**WHAT YOU WILL DO:**
Spot each line in the records below where the word "costos" occurs, then copy it.

===== PROVIDED RECORDS

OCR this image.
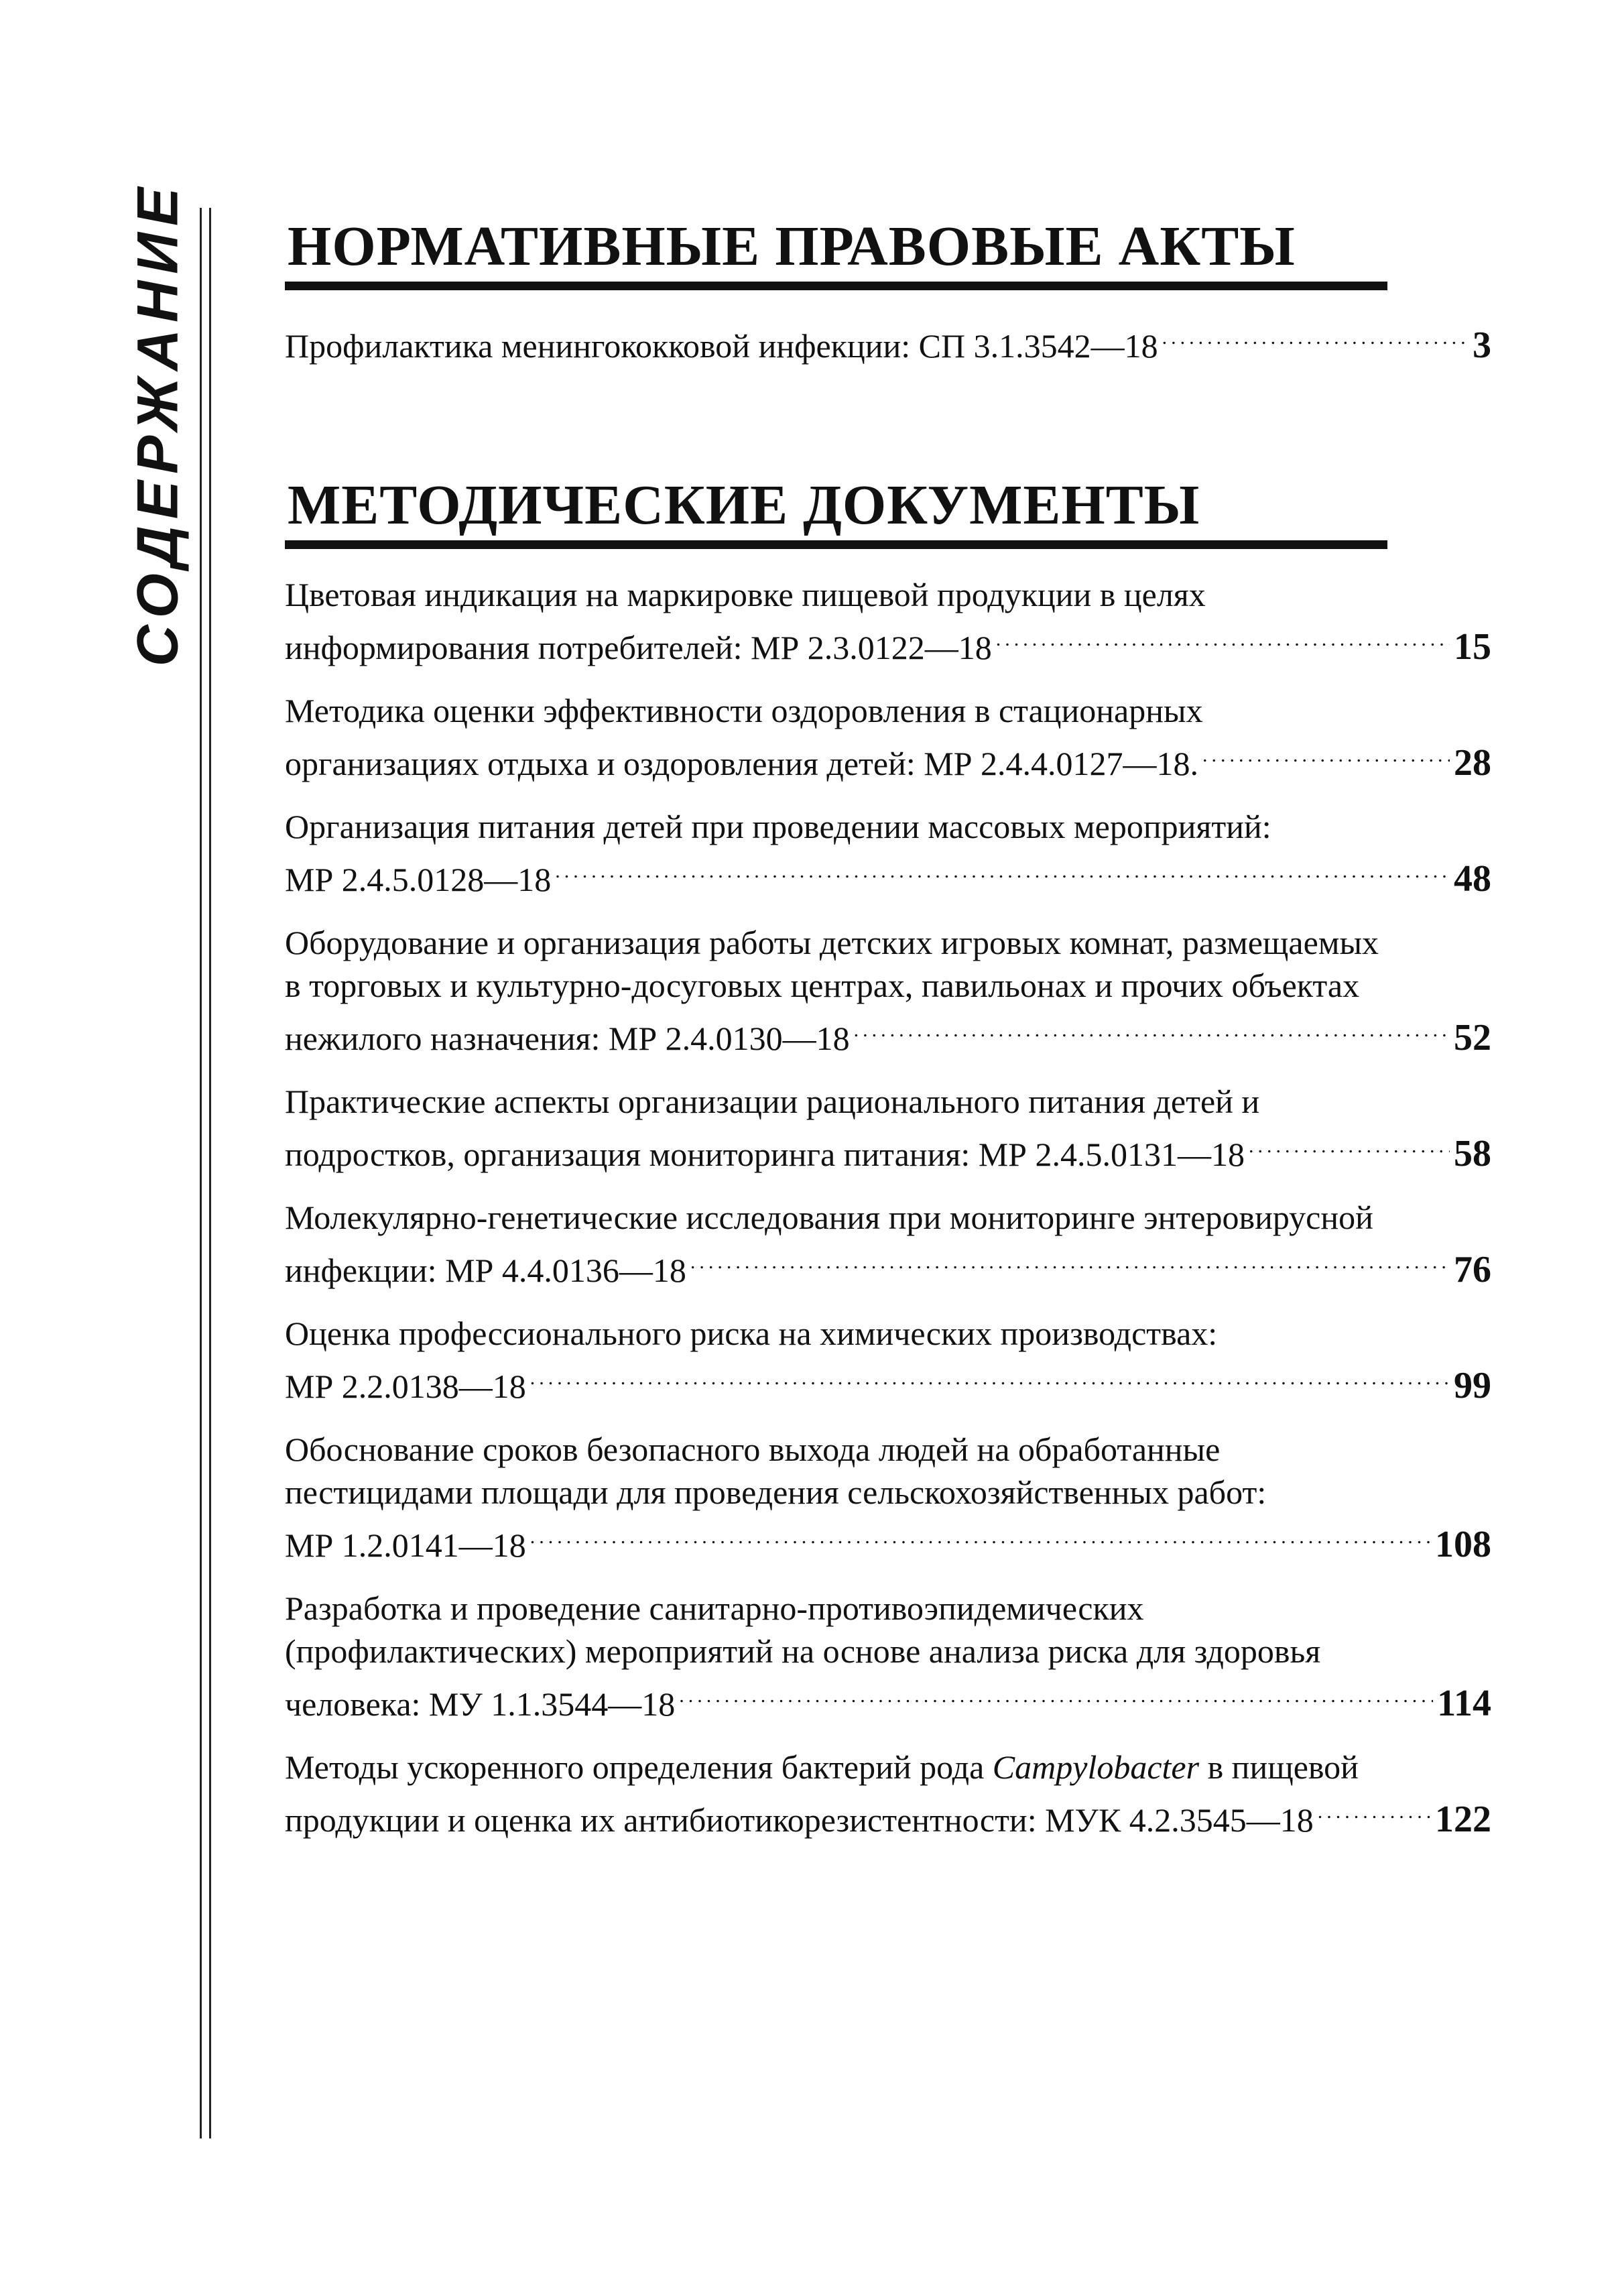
СОДЕРЖАНИЕ НОРМАТИВНЫЕ ПРАВОВЫЕ АКТЫ
Профилактика менингококковой инфекции: СП 3.1.3542—18 .....	3
МЕТОДИЧЕСКИЕ ДОКУМЕНТЫ
Цветовая индикация на маркировке пищевой продукции в целях
информирования потребителей: МР 2.3.0122—18 .....	15
Методика оценки эффективности оздоровления в стационарных
организациях отдыха и оздоровления детей: МР 2.4.4.0127—18. .....	28
Организация питания детей при проведении массовых мероприятий:
МР 2.4.5.0128—18 .....	48
Оборудование и организация работы детских игровых комнат, размещаемых
в торговых и культурно-досуговых центрах, павильонах и прочих объектах
нежилого назначения: МР 2.4.0130—18 .....	52
Практические аспекты организации рационального питания детей и
подростков, организация мониторинга питания: МР 2.4.5.0131—18 .....	58
Молекулярно-генетические исследования при мониторинге энтеровирусной
инфекции: МР 4.4.0136—18 .....	76
Оценка профессионального риска на химических производствах:
МР 2.2.0138—18 .....	99
Обоснование сроков безопасного выхода людей на обработанные
пестицидами площади для проведения сельскохозяйственных работ:
МР 1.2.0141—18 .....	108
Разработка и проведение санитарно-противоэпидемических
(профилактических) мероприятий на основе анализа риска для здоровья
человека: МУ 1.1.3544—18 .....	114
Методы ускоренного определения бактерий рода Campylobacter в пищевой
продукции и оценка их антибиотикорезистентности: МУК 4.2.3545—18 .....	122
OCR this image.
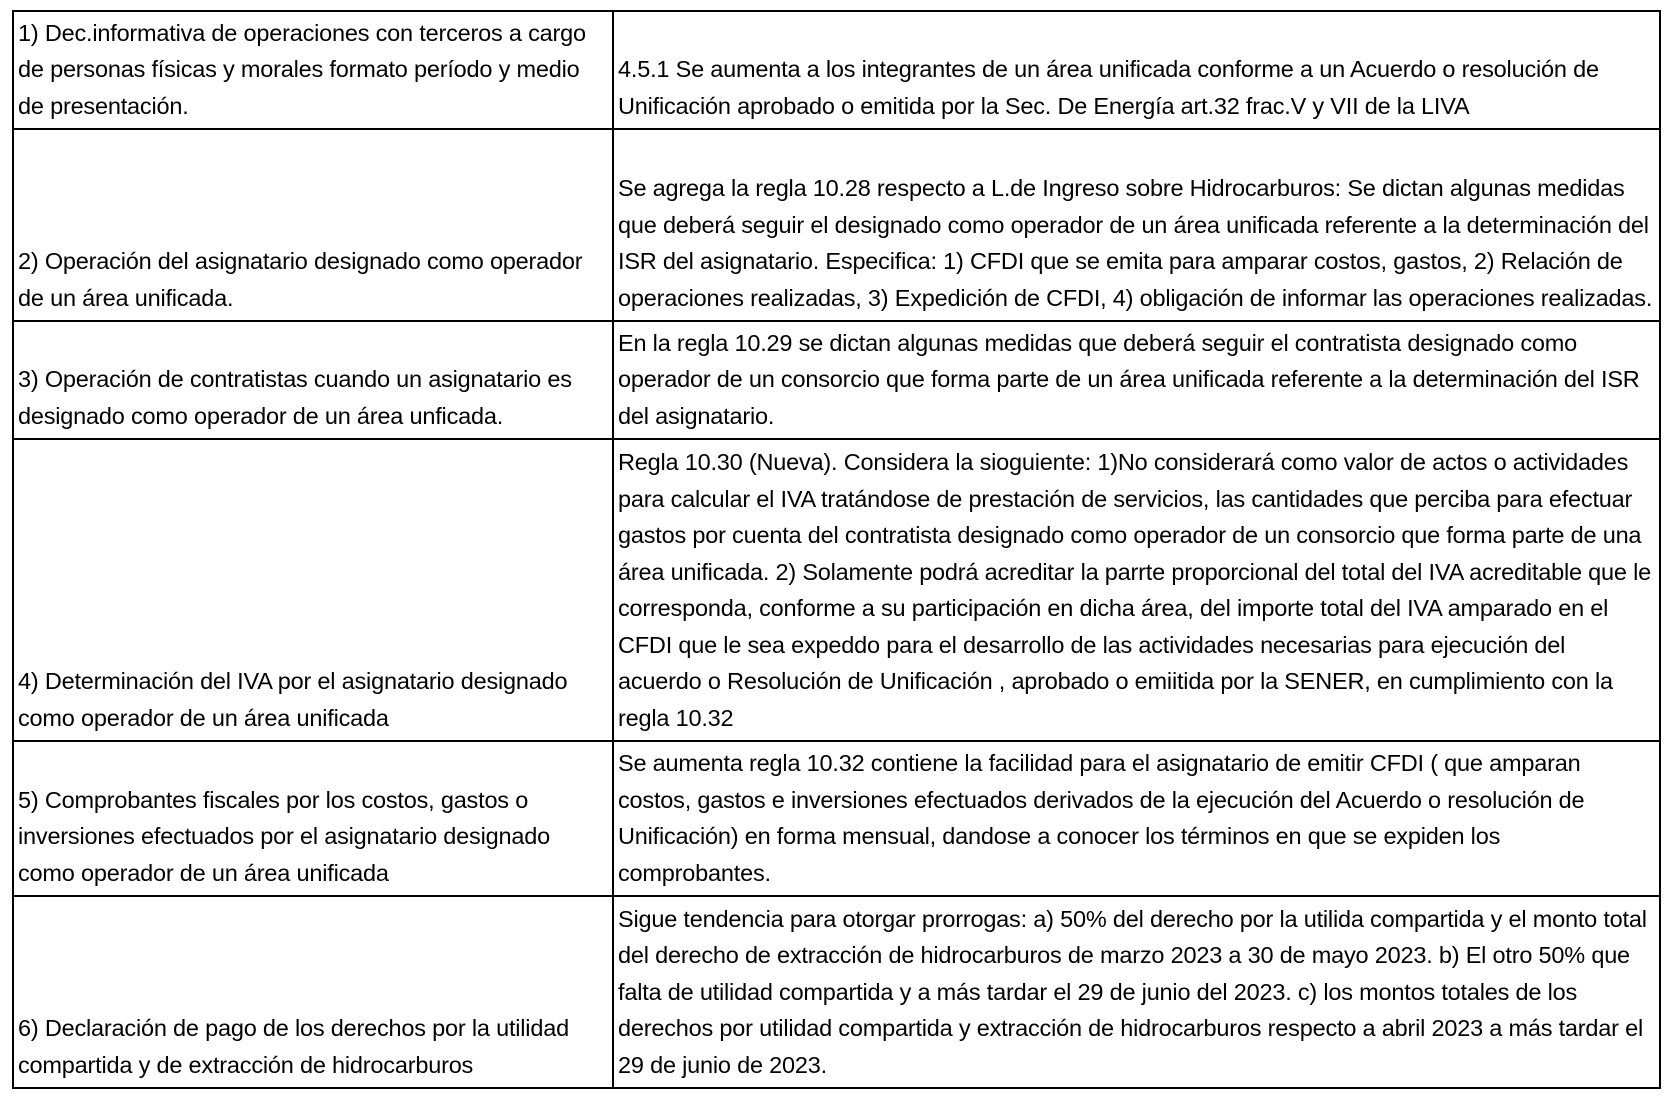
1) Dec.informativa de operaciones con terceros a cargo de personas físicas y morales formato período y medio de presentación.	4.5.1 Se aumenta a los integrantes de un área unificada conforme a un Acuerdo o resolución de Unificación aprobado o emitida por la Sec. De Energía art.32 frac.V y VII de la LIVA
2) Operación del asignatario designado como operador de un área unificada.	Se agrega la regla 10.28 respecto a L.de Ingreso sobre Hidrocarburos: Se dictan algunas medidas que deberá seguir el designado como operador de un área unificada referente a la determinación del ISR del asignatario. Especifica: 1) CFDI que se emita para amparar costos, gastos, 2) Relación de operaciones realizadas, 3) Expedición de CFDI, 4) obligación de informar las operaciones realizadas.
3) Operación de contratistas cuando un asignatario es designado como operador de un área unficada.	En la regla 10.29 se dictan algunas medidas que deberá seguir el contratista designado como operador de un consorcio que forma parte de un área unificada referente a la determinación del ISR del asignatario.
4) Determinación del IVA por el asignatario designado como operador de un área unificada	Regla 10.30 (Nueva). Considera la sioguiente: 1)No considerará como valor de actos o actividades para calcular el IVA tratándose de prestación de servicios, las cantidades que perciba para efectuar gastos por cuenta del contratista designado como operador de un consorcio que forma parte de una área unificada. 2) Solamente podrá acreditar la parrte proporcional del total del IVA acreditable que le corresponda, conforme a su participación en dicha área, del importe total del IVA amparado en el CFDI que le sea expeddo para el desarrollo de las actividades necesarias para ejecución del acuerdo o Resolución de Unificación , aprobado o emiitida por la SENER, en cumplimiento con la regla 10.32
5) Comprobantes fiscales por los costos, gastos o inversiones efectuados por el asignatario designado como operador de un área unificada	Se aumenta regla 10.32 contiene la facilidad para el asignatario de emitir CFDI ( que amparan costos, gastos e inversiones efectuados derivados de la ejecución del Acuerdo o resolución de Unificación) en forma mensual, dandose a conocer los términos en que se expiden los comprobantes.
6) Declaración de pago de los derechos por la utilidad compartida y de extracción de hidrocarburos	Sigue tendencia para otorgar prorrogas: a) 50% del derecho por la utilida compartida y el monto total del derecho de extracción de hidrocarburos de marzo 2023 a 30 de mayo 2023. b) El otro 50% que falta de utilidad compartida y a más tardar el 29 de junio del 2023. c) los montos totales de los derechos por utilidad compartida y extracción de hidrocarburos respecto a abril 2023 a más tardar el 29 de junio de 2023.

==========

**RESPONSE FOR THIS EXERCISE:**
2) Operación del asignatario designado como operador de un área unificada.	Se agrega la regla 10.28 respecto a L.de Ingreso sobre Hidrocarburos: Se dictan algunas medidas que deberá seguir el designado como operador de un área unificada referente a la determinación del ISR del asignatario. Especifica: 1) CFDI que se emita para amparar costos, gastos, 2) Relación de operaciones realizadas, 3) Expedición de CFDI, 4) obligación de informar las operaciones realizadas.
5) Comprobantes fiscales por los costos, gastos o inversiones efectuados por el asignatario designado como operador de un área unificada	Se aumenta regla 10.32 contiene la facilidad para el asignatario de emitir CFDI ( que amparan costos, gastos e inversiones efectuados derivados de la ejecución del Acuerdo o resolución de Unificación) en forma mensual, dandose a conocer los términos en que se expiden los comprobantes.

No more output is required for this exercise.